### Task
All lines in the data bearing the string "peut" should be identified and copied.

--- start Material provided ---

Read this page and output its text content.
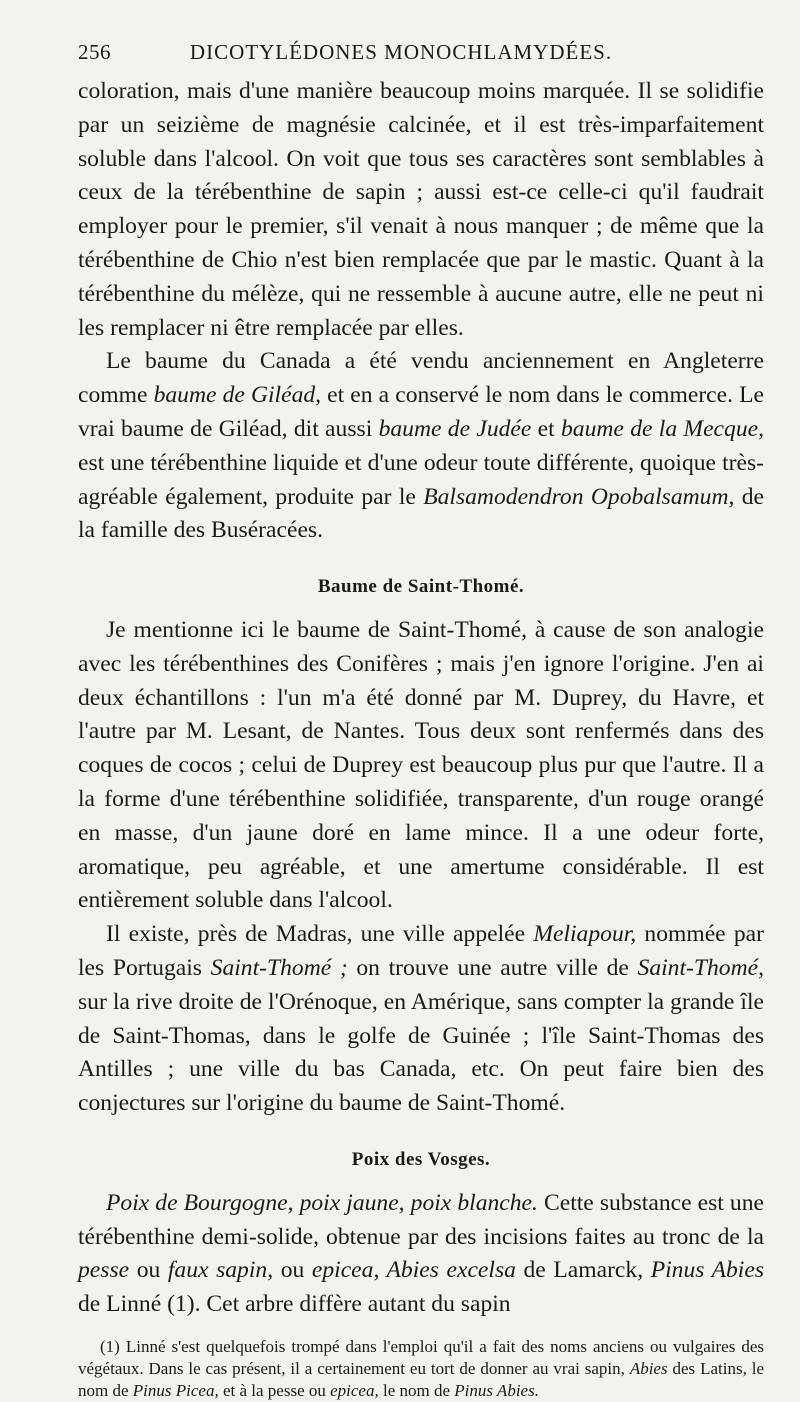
256	DICOTYLÉDONES MONOCHLAMYDÉES.

coloration, mais d'une manière beaucoup moins marquée. Il se solidifie par un seizième de magnésie calcinée, et il est très-imparfaitement soluble dans l'alcool. On voit que tous ses caractères sont semblables à ceux de la térébenthine de sapin ; aussi est-ce celle-ci qu'il faudrait employer pour le premier, s'il venait à nous manquer ; de même que la térébenthine de Chio n'est bien remplacée que par le mastic. Quant à la térébenthine du mélèze, qui ne ressemble à aucune autre, elle ne peut ni les remplacer ni être remplacée par elles.

Le baume du Canada a été vendu anciennement en Angleterre comme baume de Giléad, et en a conservé le nom dans le commerce. Le vrai baume de Giléad, dit aussi baume de Judée et baume de la Mecque, est une térébenthine liquide et d'une odeur toute différente, quoique très-agréable également, produite par le Balsamodendron Opobalsamum, de la famille des Buséracées.

Baume de Saint-Thomé.

Je mentionne ici le baume de Saint-Thomé, à cause de son analogie avec les térébenthines des Conifères ; mais j'en ignore l'origine. J'en ai deux échantillons : l'un m'a été donné par M. Duprey, du Havre, et l'autre par M. Lesant, de Nantes. Tous deux sont renfermés dans des coques de cocos ; celui de Duprey est beaucoup plus pur que l'autre. Il a la forme d'une térébenthine solidifiée, transparente, d'un rouge orangé en masse, d'un jaune doré en lame mince. Il a une odeur forte, aromatique, peu agréable, et une amertume considérable. Il est entièrement soluble dans l'alcool.

Il existe, près de Madras, une ville appelée Meliapour, nommée par les Portugais Saint-Thomé ; on trouve une autre ville de Saint-Thomé, sur la rive droite de l'Orénoque, en Amérique, sans compter la grande île de Saint-Thomas, dans le golfe de Guinée ; l'île Saint-Thomas des Antilles ; une ville du bas Canada, etc. On peut faire bien des conjectures sur l'origine du baume de Saint-Thomé.

Poix des Vosges.

Poix de Bourgogne, poix jaune, poix blanche. Cette substance est une térébenthine demi-solide, obtenue par des incisions faites au tronc de la pesse ou faux sapin, ou epicea, Abies excelsa de Lamarck, Pinus Abies de Linné (1). Cet arbre diffère autant du sapin

(1) Linné s'est quelquefois trompé dans l'emploi qu'il a fait des noms anciens ou vulgaires des végétaux. Dans le cas présent, il a certainement eu tort de donner au vrai sapin, Abies des Latins, le nom de Pinus Picea, et à la pesse ou epicea, le nom de Pinus Abies.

--- end Material provided ---

### Reply
coloration, mais d'une manière beaucoup moins marquée. Il se solidifie par un seizième de magnésie calcinée, et il est très-imparfaitement soluble dans l'alcool. On voit que tous ses caractères sont semblables à ceux de la térébenthine de sapin ; aussi est-ce celle-ci qu'il faudrait employer pour le premier, s'il venait à nous manquer ; de même que la térébenthine de Chio n'est bien remplacée que par le mastic. Quant à la térébenthine du mélèze, qui ne ressemble à aucune autre, elle ne peut ni les remplacer ni être remplacée par elles.
Il existe, près de Madras, une ville appelée Meliapour, nommée par les Portugais Saint-Thomé ; on trouve une autre ville de Saint-Thomé, sur la rive droite de l'Orénoque, en Amérique, sans compter la grande île de Saint-Thomas, dans le golfe de Guinée ; l'île Saint-Thomas des Antilles ; une ville du bas Canada, etc. On peut faire bien des conjectures sur l'origine du baume de Saint-Thomé.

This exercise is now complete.